• Bellman 算法


    这道题目事实上就是在求有没有正环。与求负环的差别就是要不断的更新值,可是这个值要变大。而不是变小。

    Currency Exchange
    Time Limit: 1000MS   Memory Limit: 30000K
    Total Submissions: 20441   Accepted: 7337

    Description

    Several currency exchange points are working in our city. Let us suppose that each point specializes in two particular currencies and performs exchange operations only with these currencies. There can be several points specializing in the same pair of currencies. Each point has its own exchange rates, exchange rate of A to B is the quantity of B you get for 1A. Also each exchange point has some commission, the sum you have to pay for your exchange operation. Commission is always collected in source currency. 
    For example, if you want to exchange 100 US Dollars into Russian Rubles at the exchange point, where the exchange rate is 29.75, and the commission is 0.39 you will get (100 - 0.39) * 29.75 = 2963.3975RUR. 
    You surely know that there are N different currencies you can deal with in our city. Let us assign unique integer number from 1 to N to each currency. Then each exchange point can be described with 6 numbers: integer A and B - numbers of currencies it exchanges, and real RAB, CAB, RBA and CBA - exchange rates and commissions when exchanging A to B and B to A respectively. 
    Nick has some money in currency S and wonders if he can somehow, after some exchange operations, increase his capital. Of course, he wants to have his money in currency S in the end. Help him to answer this difficult question. Nick must always have non-negative sum of money while making his operations. 

    Input

    The first line of the input contains four numbers: N - the number of currencies, M - the number of exchange points, S - the number of currency Nick has and V - the quantity of currency units he has. The following M lines contain 6 numbers each - the description of the corresponding exchange point - in specified above order. Numbers are separated by one or more spaces. 1<=S<=N<=100, 1<=M<=100, V is real number, 0<=V<=103
    For each point exchange rates and commissions are real, given with at most two digits after the decimal point, 10-2<=rate<=102, 0<=commission<=102
    Let us call some sequence of the exchange operations simple if no exchange point is used more than once in this sequence. You may assume that ratio of the numeric values of the sums at the end and at the beginning of any simple sequence of the exchange operations will be less than 104

    Output

    If Nick can increase his wealth, output YES, in other case output NO to the output file.

--- 任务 A ---
根据上方的货币兑换题回答下列问题:
(i) 开头的中文说明认为这道题实际上是在求什么?
(ii) 题中例子用 100 美元在汇率 29.75、手续费 0.39 的兑换点兑换,能得到多少卢布?
(iii) 如果 Nick 能增加财富,应输出什么?
--- 任务 B ---
请将下方数据行中从包含"170, 243, 179]"的那一行开始、到数据行末尾结束的各行列成 Markdown 表格,两列分别为"序号"和"内容",空行不计入。

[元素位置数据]

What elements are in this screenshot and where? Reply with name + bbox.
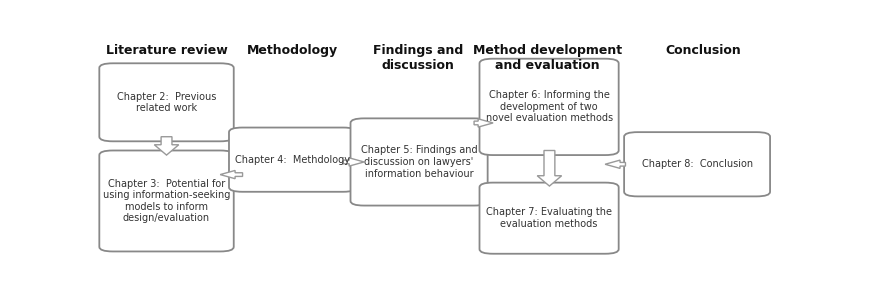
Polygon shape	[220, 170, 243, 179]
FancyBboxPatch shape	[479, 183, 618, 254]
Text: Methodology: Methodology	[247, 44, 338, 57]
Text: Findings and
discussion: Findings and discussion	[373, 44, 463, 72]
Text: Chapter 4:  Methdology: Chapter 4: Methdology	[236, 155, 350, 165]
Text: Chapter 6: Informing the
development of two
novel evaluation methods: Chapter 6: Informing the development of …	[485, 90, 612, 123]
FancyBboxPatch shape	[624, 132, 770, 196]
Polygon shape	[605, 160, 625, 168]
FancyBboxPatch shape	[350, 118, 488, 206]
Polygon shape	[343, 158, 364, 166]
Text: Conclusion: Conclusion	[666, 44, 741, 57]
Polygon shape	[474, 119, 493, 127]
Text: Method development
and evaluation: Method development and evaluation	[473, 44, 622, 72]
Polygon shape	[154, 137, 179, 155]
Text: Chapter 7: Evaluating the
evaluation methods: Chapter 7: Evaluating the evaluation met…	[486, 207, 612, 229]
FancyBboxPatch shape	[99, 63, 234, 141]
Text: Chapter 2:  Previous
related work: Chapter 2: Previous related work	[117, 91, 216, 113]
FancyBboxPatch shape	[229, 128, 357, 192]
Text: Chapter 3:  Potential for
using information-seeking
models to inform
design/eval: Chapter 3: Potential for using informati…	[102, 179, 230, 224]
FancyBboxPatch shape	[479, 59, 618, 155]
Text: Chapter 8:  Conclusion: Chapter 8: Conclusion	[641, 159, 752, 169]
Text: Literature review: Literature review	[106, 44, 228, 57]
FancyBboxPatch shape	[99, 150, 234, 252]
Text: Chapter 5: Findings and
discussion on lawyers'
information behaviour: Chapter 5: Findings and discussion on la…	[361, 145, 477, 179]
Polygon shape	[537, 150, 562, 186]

--- 完整答案 A ---
(i) 求有没有正环。
(ii) 2963.3975 卢布。
(iii) 输出 YES。

--- 完整答案 B ---
| 序号 | 内容 |
|---|---|
| 1 | Polygon shape	[220, 170, 243, 179] |
| 2 | FancyBboxPatch shape	[479, 183, 618, 254] |
| 3 | Text: Methodology: Methodology	[247, 44, 338, 57] |
| 4 | Text: Findings and |
| 5 | discussion: Findings and discussion	[373, 44, 463, 72] |
| 6 | Text: Chapter 4:  Methdology: Chapter 4: Methdology	[236, 155, 350, 165] |
| 7 | Text: Chapter 6: Informing the |
| 8 | development of two |
| 9 | novel evaluation methods: Chapter 6: Informing the development of …	[485, 90, 612, 123] |
| 10 | FancyBboxPatch shape	[624, 132, 770, 196] |
| 11 | Polygon shape	[605, 160, 625, 168] |
| 12 | FancyBboxPatch shape	[350, 118, 488, 206] |
| 13 | Polygon shape	[343, 158, 364, 166] |
| 14 | Text: Conclusion: Conclusion	[666, 44, 741, 57] |
| 15 | Polygon shape	[474, 119, 493, 127] |
| 16 | Text: Method development |
| 17 | and evaluation: Method development and evaluation	[473, 44, 622, 72] |
| 18 | Polygon shape	[154, 137, 179, 155] |
| 19 | Text: Chapter 7: Evaluating the |
| 20 | evaluation methods: Chapter 7: Evaluating the evaluation met…	[486, 207, 612, 229] |
| 21 | FancyBboxPatch shape	[99, 63, 234, 141] |
| 22 | Text: Chapter 2:  Previous |
| 23 | related work: Chapter 2: Previous related work	[117, 91, 216, 113] |
| 24 | FancyBboxPatch shape	[229, 128, 357, 192] |
| 25 | Text: Chapter 3:  Potential for |
| 26 | using information-seeking |
| 27 | models to inform |
| 28 | design/eval: Chapter 3: Potential for using informati…	[102, 179, 230, 224] |
| 29 | FancyBboxPatch shape	[479, 59, 618, 155] |
| 30 | Text: Chapter 8:  Conclusion: Chapter 8: Conclusion	[641, 159, 752, 169] |
| 31 | Text: Literature review: Literature review	[106, 44, 228, 57] |
| 32 | FancyBboxPatch shape	[99, 150, 234, 252] |
| 33 | Text: Chapter 5: Findings and |
| 34 | discussion on lawyers' |
| 35 | information behaviour: Chapter 5: Findings and discussion on la…	[361, 145, 477, 179] |
| 36 | Polygon shape	[537, 150, 562, 186] |